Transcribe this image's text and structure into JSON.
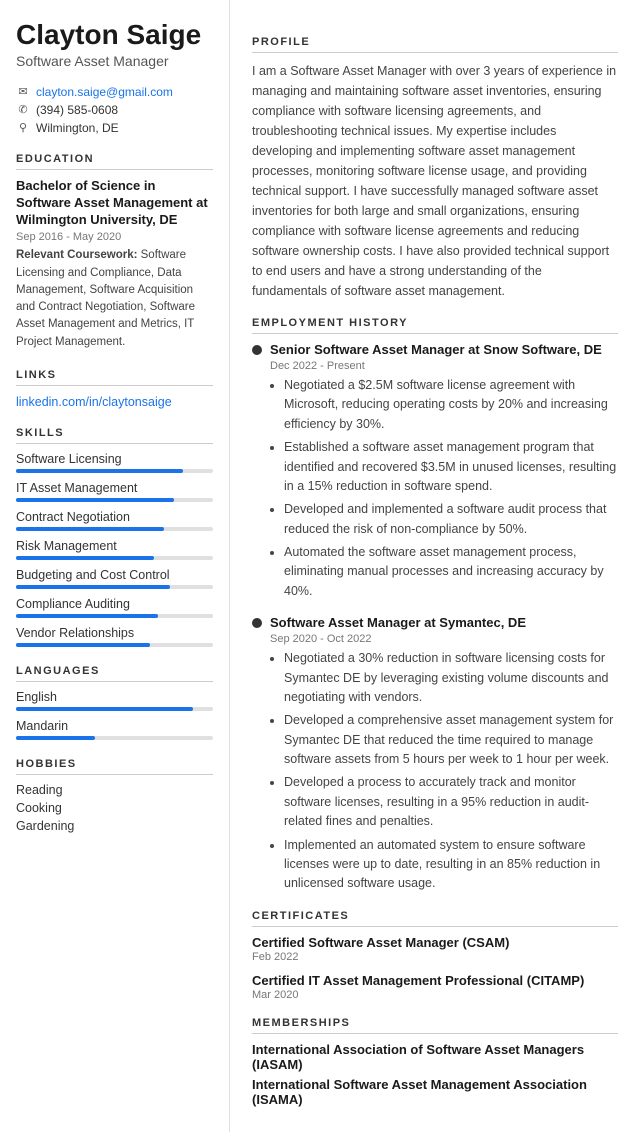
{
  "sidebar": {
    "name": "Clayton Saige",
    "job_title": "Software Asset Manager",
    "contact": {
      "email": "clayton.saige@gmail.com",
      "phone": "(394) 585-0608",
      "location": "Wilmington, DE"
    },
    "education": {
      "section_label": "EDUCATION",
      "degree": "Bachelor of Science in Software Asset Management at Wilmington University, DE",
      "dates": "Sep 2016 - May 2020",
      "coursework_label": "Relevant Coursework:",
      "coursework": "Software Licensing and Compliance, Data Management, Software Acquisition and Contract Negotiation, Software Asset Management and Metrics, IT Project Management."
    },
    "links": {
      "section_label": "LINKS",
      "linkedin": "linkedin.com/in/claytonsaige"
    },
    "skills": {
      "section_label": "SKILLS",
      "items": [
        {
          "label": "Software Licensing",
          "percent": 85
        },
        {
          "label": "IT Asset Management",
          "percent": 80
        },
        {
          "label": "Contract Negotiation",
          "percent": 75
        },
        {
          "label": "Risk Management",
          "percent": 70
        },
        {
          "label": "Budgeting and Cost Control",
          "percent": 78
        },
        {
          "label": "Compliance Auditing",
          "percent": 72
        },
        {
          "label": "Vendor Relationships",
          "percent": 68
        }
      ]
    },
    "languages": {
      "section_label": "LANGUAGES",
      "items": [
        {
          "label": "English",
          "percent": 90
        },
        {
          "label": "Mandarin",
          "percent": 40
        }
      ]
    },
    "hobbies": {
      "section_label": "HOBBIES",
      "items": [
        "Reading",
        "Cooking",
        "Gardening"
      ]
    }
  },
  "main": {
    "profile": {
      "section_label": "PROFILE",
      "text": "I am a Software Asset Manager with over 3 years of experience in managing and maintaining software asset inventories, ensuring compliance with software licensing agreements, and troubleshooting technical issues. My expertise includes developing and implementing software asset management processes, monitoring software license usage, and providing technical support. I have successfully managed software asset inventories for both large and small organizations, ensuring compliance with software license agreements and reducing software ownership costs. I have also provided technical support to end users and have a strong understanding of the fundamentals of software asset management."
    },
    "employment": {
      "section_label": "EMPLOYMENT HISTORY",
      "jobs": [
        {
          "title": "Senior Software Asset Manager at Snow Software, DE",
          "dates": "Dec 2022 - Present",
          "bullets": [
            "Negotiated a $2.5M software license agreement with Microsoft, reducing operating costs by 20% and increasing efficiency by 30%.",
            "Established a software asset management program that identified and recovered $3.5M in unused licenses, resulting in a 15% reduction in software spend.",
            "Developed and implemented a software audit process that reduced the risk of non-compliance by 50%.",
            "Automated the software asset management process, eliminating manual processes and increasing accuracy by 40%."
          ]
        },
        {
          "title": "Software Asset Manager at Symantec, DE",
          "dates": "Sep 2020 - Oct 2022",
          "bullets": [
            "Negotiated a 30% reduction in software licensing costs for Symantec DE by leveraging existing volume discounts and negotiating with vendors.",
            "Developed a comprehensive asset management system for Symantec DE that reduced the time required to manage software assets from 5 hours per week to 1 hour per week.",
            "Developed a process to accurately track and monitor software licenses, resulting in a 95% reduction in audit-related fines and penalties.",
            "Implemented an automated system to ensure software licenses were up to date, resulting in an 85% reduction in unlicensed software usage."
          ]
        }
      ]
    },
    "certificates": {
      "section_label": "CERTIFICATES",
      "items": [
        {
          "name": "Certified Software Asset Manager (CSAM)",
          "date": "Feb 2022"
        },
        {
          "name": "Certified IT Asset Management Professional (CITAMP)",
          "date": "Mar 2020"
        }
      ]
    },
    "memberships": {
      "section_label": "MEMBERSHIPS",
      "items": [
        "International Association of Software Asset Managers (IASAM)",
        "International Software Asset Management Association (ISAMA)"
      ]
    }
  }
}
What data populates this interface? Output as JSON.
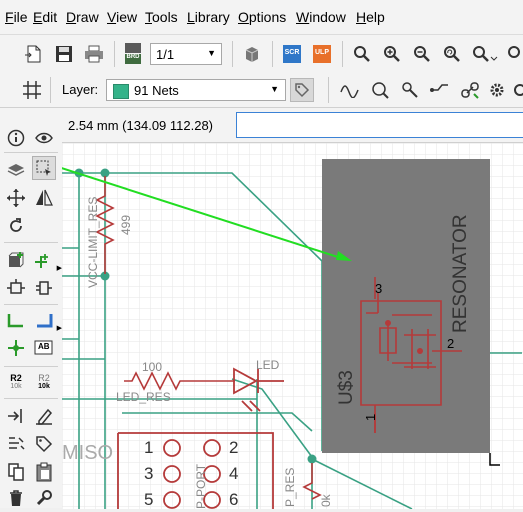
{
  "menu": [
    "File",
    "Edit",
    "Draw",
    "View",
    "Tools",
    "Library",
    "Options",
    "Window",
    "Help"
  ],
  "menu_mnemonics": [
    "F",
    "E",
    "D",
    "V",
    "T",
    "L",
    "O",
    "W",
    "H"
  ],
  "toolbar": {
    "sheet_value": "1/1",
    "scr_label": "SCR",
    "ulp_label": "ULP",
    "brd_label": "BRD"
  },
  "layer": {
    "label": "Layer:",
    "value": "91 Nets",
    "color": "#35b38a"
  },
  "coords": {
    "readout": "2.54 mm (134.09 112.28)",
    "command_value": ""
  },
  "left_tools": {
    "r2_label": "R2",
    "r2_sub": "10k",
    "r2b_sub": "10k",
    "ab_label": "AB"
  },
  "schematic": {
    "labels": {
      "vcc_limit_res": "VCC-LIMIT_RES",
      "r499": "499",
      "r100": "100",
      "led_res": "LED_RES",
      "led": "LED",
      "resonator": "RESONATOR",
      "u3": "U$3",
      "pin3": "3",
      "pin2": "2",
      "pin1": "1",
      "miso": "MISO",
      "isp_port": "P-PORT",
      "p_res": "P_RES",
      "p_res_val": "0k",
      "h1": "1",
      "h2": "2",
      "h3": "3",
      "h4": "4",
      "h5": "5",
      "h6": "6"
    },
    "colors": {
      "net": "#3aa184",
      "part": "#b53a3a",
      "grid": "#e5e5e5",
      "selection": "#7a7a7a",
      "arrow": "#22dd22"
    }
  }
}
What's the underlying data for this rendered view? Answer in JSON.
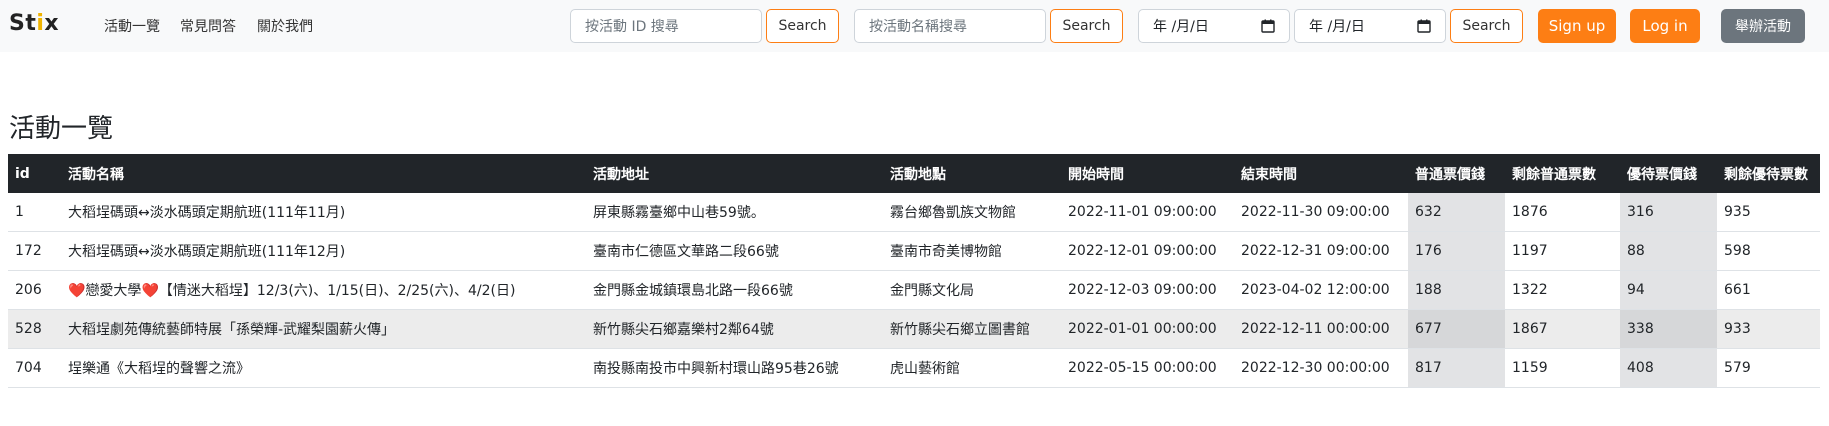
{
  "brand": {
    "prefix": "St",
    "accent": "i",
    "suffix": "x"
  },
  "nav": {
    "links": [
      "活動一覽",
      "常見問答",
      "關於我們"
    ]
  },
  "search": {
    "id_placeholder": "按活動 ID 搜尋",
    "id_button": "Search",
    "name_placeholder": "按活動名稱搜尋",
    "name_button": "Search",
    "date_start": "年 /月/日",
    "date_end": "年 /月/日",
    "date_button": "Search"
  },
  "auth": {
    "signup": "Sign up",
    "login": "Log in",
    "host": "舉辦活動"
  },
  "page": {
    "title": "活動一覽"
  },
  "table": {
    "headers": [
      "id",
      "活動名稱",
      "活動地址",
      "活動地點",
      "開始時間",
      "結束時間",
      "普通票價錢",
      "剩餘普通票數",
      "優待票價錢",
      "剩餘優待票數"
    ],
    "rows": [
      {
        "id": "1",
        "name": "大稻埕碼頭↔淡水碼頭定期航班(111年11月)",
        "address": "屏東縣霧臺鄉中山巷59號。",
        "venue": "霧台鄉魯凱族文物館",
        "start": "2022-11-01 09:00:00",
        "end": "2022-11-30 09:00:00",
        "price": "632",
        "remain": "1876",
        "disc_price": "316",
        "disc_remain": "935"
      },
      {
        "id": "172",
        "name": "大稻埕碼頭↔淡水碼頭定期航班(111年12月)",
        "address": "臺南市仁德區文華路二段66號",
        "venue": "臺南市奇美博物館",
        "start": "2022-12-01 09:00:00",
        "end": "2022-12-31 09:00:00",
        "price": "176",
        "remain": "1197",
        "disc_price": "88",
        "disc_remain": "598"
      },
      {
        "id": "206",
        "name_heart1": "❤️",
        "name": "戀愛大學",
        "name_heart2": "❤️",
        "name_rest": "【情迷大稻埕】12/3(六)、1/15(日)、2/25(六)、4/2(日)",
        "address": "金門縣金城鎮環島北路一段66號",
        "venue": "金門縣文化局",
        "start": "2022-12-03 09:00:00",
        "end": "2023-04-02 12:00:00",
        "price": "188",
        "remain": "1322",
        "disc_price": "94",
        "disc_remain": "661"
      },
      {
        "id": "528",
        "name": "大稻埕劇苑傳統藝師特展「孫榮輝-武耀梨園薪火傳」",
        "address": "新竹縣尖石鄉嘉樂村2鄰64號",
        "venue": "新竹縣尖石鄉立圖書館",
        "start": "2022-01-01 00:00:00",
        "end": "2022-12-11 00:00:00",
        "price": "677",
        "remain": "1867",
        "disc_price": "338",
        "disc_remain": "933"
      },
      {
        "id": "704",
        "name": "埕樂通《大稻埕的聲響之流》",
        "address": "南投縣南投市中興新村環山路95巷26號",
        "venue": "虎山藝術館",
        "start": "2022-05-15 00:00:00",
        "end": "2022-12-30 00:00:00",
        "price": "817",
        "remain": "1159",
        "disc_price": "408",
        "disc_remain": "579"
      }
    ]
  }
}
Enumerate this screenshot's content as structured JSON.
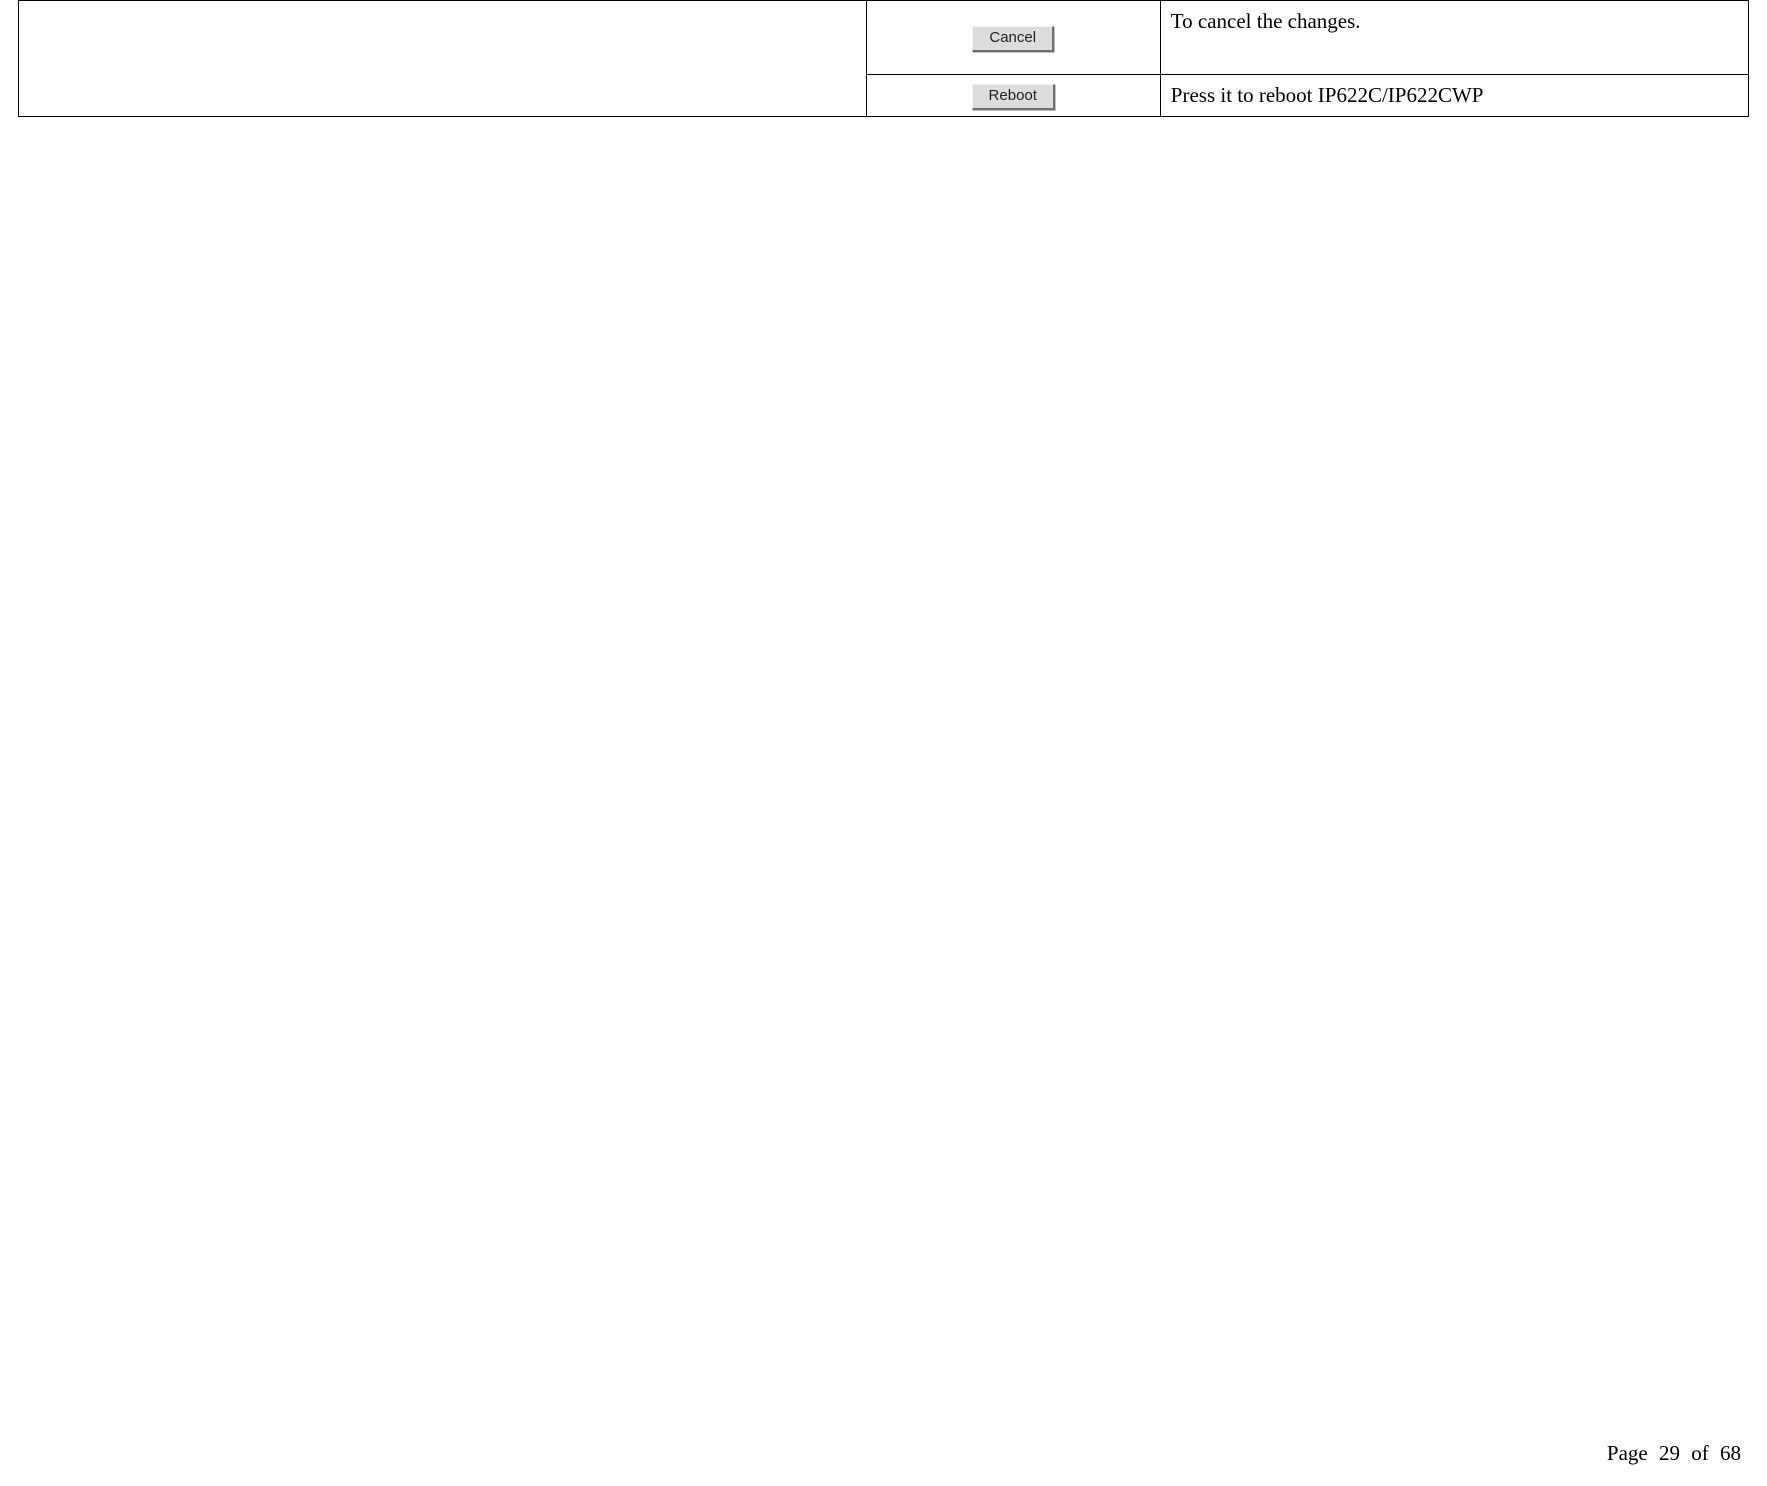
{
  "table": {
    "rows": [
      {
        "button_label": "Cancel",
        "description": "To cancel the changes."
      },
      {
        "button_label": "Reboot",
        "description": "Press it to reboot IP622C/IP622CWP"
      }
    ]
  },
  "footer": {
    "text": "Page 29 of 68"
  }
}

» Job: Extract, from the listing above, every line where the string "Association" occurs.

» Response to the task:
        "International Association of Software Asset Managers (IASAM)",
        "International Software Asset Management Association (ISAMA)"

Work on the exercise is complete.